*Problem:* Every line below that contains "Chongqing" is to be copied.

*Given records:*

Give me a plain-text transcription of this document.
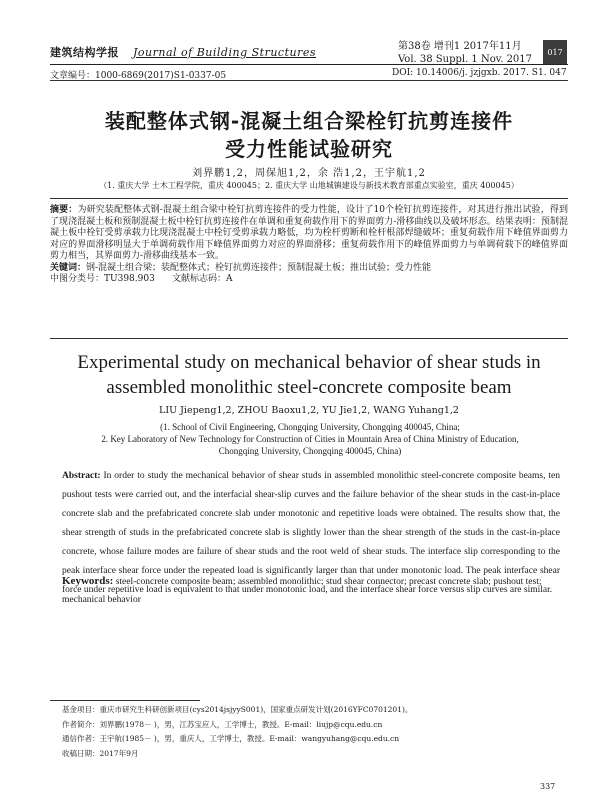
建筑结构学报 Journal of Building Structures	第38卷 增刊1 2017年11月
Vol. 38 Suppl. 1 Nov. 2017
017
文章编号：1000-6869(2017)S1-0337-05	DOI: 10.14006/j. jzjgxb. 2017. S1. 047
装配整体式钢-混凝土组合梁栓钉抗剪连接件
受力性能试验研究
刘界鹏1,2，周保旭1,2，余 浩1,2，王宇航1,2
（1. 重庆大学 土木工程学院，重庆 400045；2. 重庆大学 山地城镇建设与新技术教育部重点实验室，重庆 400045）
摘要：为研究装配整体式钢-混凝土组合梁中栓钉抗剪连接件的受力性能，设计了10个栓钉抗剪连接件，对其进行推出试验，得到了现浇混凝土板和预制混凝土板中栓钉抗剪连接件在单调和重复荷载作用下的界面剪力-滑移曲线以及破坏形态。结果表明：预制混凝土板中栓钉受剪承载力比现浇混凝土中栓钉受剪承载力略低，均为栓杆剪断和栓杆根部焊缝破坏；重复荷载作用下峰值界面剪力对应的界面滑移明显大于单调荷载作用下峰值界面剪力对应的界面滑移；重复荷载作用下的峰值界面剪力与单调荷载下的峰值界面剪力相当，其界面剪力-滑移曲线基本一致。
关键词：钢-混凝土组合梁；装配整体式；栓钉抗剪连接件；预制混凝土板；推出试验；受力性能
中图分类号：TU398.903 文献标志码：A
Experimental study on mechanical behavior of shear studs in
assembled monolithic steel-concrete composite beam
LIU Jiepeng1,2, ZHOU Baoxu1,2, YU Jie1,2, WANG Yuhang1,2
(1. School of Civil Engineering, Chongqing University, Chongqing 400045, China;
2. Key Laboratory of New Technology for Construction of Cities in Mountain Area of China Ministry of Education,
Chongqing University, Chongqing 400045, China)
Abstract: In order to study the mechanical behavior of shear studs in assembled monolithic steel-concrete composite beams, ten pushout tests were carried out, and the interfacial shear-slip curves and the failure behavior of the shear studs in the cast-in-place concrete slab and the prefabricated concrete slab under monotonic and repetitive loads were obtained. The results show that, the shear strength of studs in the prefabricated concrete slab is slightly lower than the shear strength of the studs in the cast-in-place concrete, whose failure modes are failure of shear studs and the root weld of shear studs. The interface slip corresponding to the peak interface shear force under the repeated load is significantly larger than that under monotonic load. The peak interface shear force under repetitive load is equivalent to that under monotonic load, and the interface shear force versus slip curves are similar.
Keywords: steel-concrete composite beam; assembled monolithic; stud shear connector; precast concrete slab; pushout test; mechanical behavior
基金项目：重庆市研究生科研创新项目(cys2014jsjyyS001)，国家重点研发计划(2016YFC0701201)。
作者简介：刘界鹏(1978－ )，男，江苏宝应人，工学博士，教授。E-mail：liujp@cqu.edu.cn
通信作者：王宇航(1985－ )，男，重庆人，工学博士，教授。E-mail：wangyuhang@cqu.edu.cn
收稿日期：2017年9月
337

*Finished task:*
(1. School of Civil Engineering, Chongqing University, Chongqing 400045, China;
Chongqing University, Chongqing 400045, China)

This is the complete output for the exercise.